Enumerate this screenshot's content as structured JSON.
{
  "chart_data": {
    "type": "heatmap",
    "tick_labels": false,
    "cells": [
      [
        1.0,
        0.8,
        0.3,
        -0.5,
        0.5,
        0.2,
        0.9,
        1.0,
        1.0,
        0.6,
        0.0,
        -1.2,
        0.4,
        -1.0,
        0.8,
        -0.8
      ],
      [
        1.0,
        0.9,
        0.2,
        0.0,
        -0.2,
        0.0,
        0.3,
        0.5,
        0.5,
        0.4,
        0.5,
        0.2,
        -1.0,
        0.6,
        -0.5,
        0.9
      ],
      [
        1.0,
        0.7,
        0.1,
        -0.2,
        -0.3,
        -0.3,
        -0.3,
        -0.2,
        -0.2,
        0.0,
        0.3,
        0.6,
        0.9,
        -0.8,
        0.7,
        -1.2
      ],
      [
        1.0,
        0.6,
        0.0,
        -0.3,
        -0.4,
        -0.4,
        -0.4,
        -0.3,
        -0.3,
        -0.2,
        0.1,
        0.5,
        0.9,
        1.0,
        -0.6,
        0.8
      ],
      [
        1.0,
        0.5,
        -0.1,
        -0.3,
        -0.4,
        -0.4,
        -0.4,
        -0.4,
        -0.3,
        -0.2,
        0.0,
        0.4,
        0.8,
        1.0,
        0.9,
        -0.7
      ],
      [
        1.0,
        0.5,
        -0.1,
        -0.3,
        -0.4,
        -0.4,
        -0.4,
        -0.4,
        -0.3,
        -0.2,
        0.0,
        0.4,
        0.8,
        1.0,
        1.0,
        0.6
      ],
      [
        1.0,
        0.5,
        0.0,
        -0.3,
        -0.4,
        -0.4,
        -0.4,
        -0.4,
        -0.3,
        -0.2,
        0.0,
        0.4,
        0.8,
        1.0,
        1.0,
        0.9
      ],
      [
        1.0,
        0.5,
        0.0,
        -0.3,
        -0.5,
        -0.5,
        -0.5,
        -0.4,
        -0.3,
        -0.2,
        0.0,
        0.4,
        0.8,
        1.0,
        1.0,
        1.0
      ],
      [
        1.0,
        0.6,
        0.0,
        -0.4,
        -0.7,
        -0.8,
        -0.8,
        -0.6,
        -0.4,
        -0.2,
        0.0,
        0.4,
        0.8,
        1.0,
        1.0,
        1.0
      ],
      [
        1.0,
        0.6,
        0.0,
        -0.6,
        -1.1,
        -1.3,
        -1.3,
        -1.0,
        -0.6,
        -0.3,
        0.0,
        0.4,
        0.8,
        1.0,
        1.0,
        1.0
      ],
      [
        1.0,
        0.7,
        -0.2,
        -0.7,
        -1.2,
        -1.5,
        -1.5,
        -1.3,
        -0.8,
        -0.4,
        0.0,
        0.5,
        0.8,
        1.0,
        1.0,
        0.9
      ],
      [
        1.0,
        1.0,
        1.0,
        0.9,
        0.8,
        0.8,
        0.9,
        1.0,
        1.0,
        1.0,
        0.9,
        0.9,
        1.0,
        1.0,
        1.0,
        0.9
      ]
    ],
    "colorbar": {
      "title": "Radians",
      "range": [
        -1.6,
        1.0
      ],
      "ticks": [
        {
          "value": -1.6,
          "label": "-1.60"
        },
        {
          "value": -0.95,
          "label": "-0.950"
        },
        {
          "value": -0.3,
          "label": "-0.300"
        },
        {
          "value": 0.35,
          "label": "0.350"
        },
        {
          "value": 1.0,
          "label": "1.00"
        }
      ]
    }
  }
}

### YOUR INSTRUCTIONS
Give only the number of lines in the material above that hold the word "value".

### OUTPUT FOR THIS TASK
5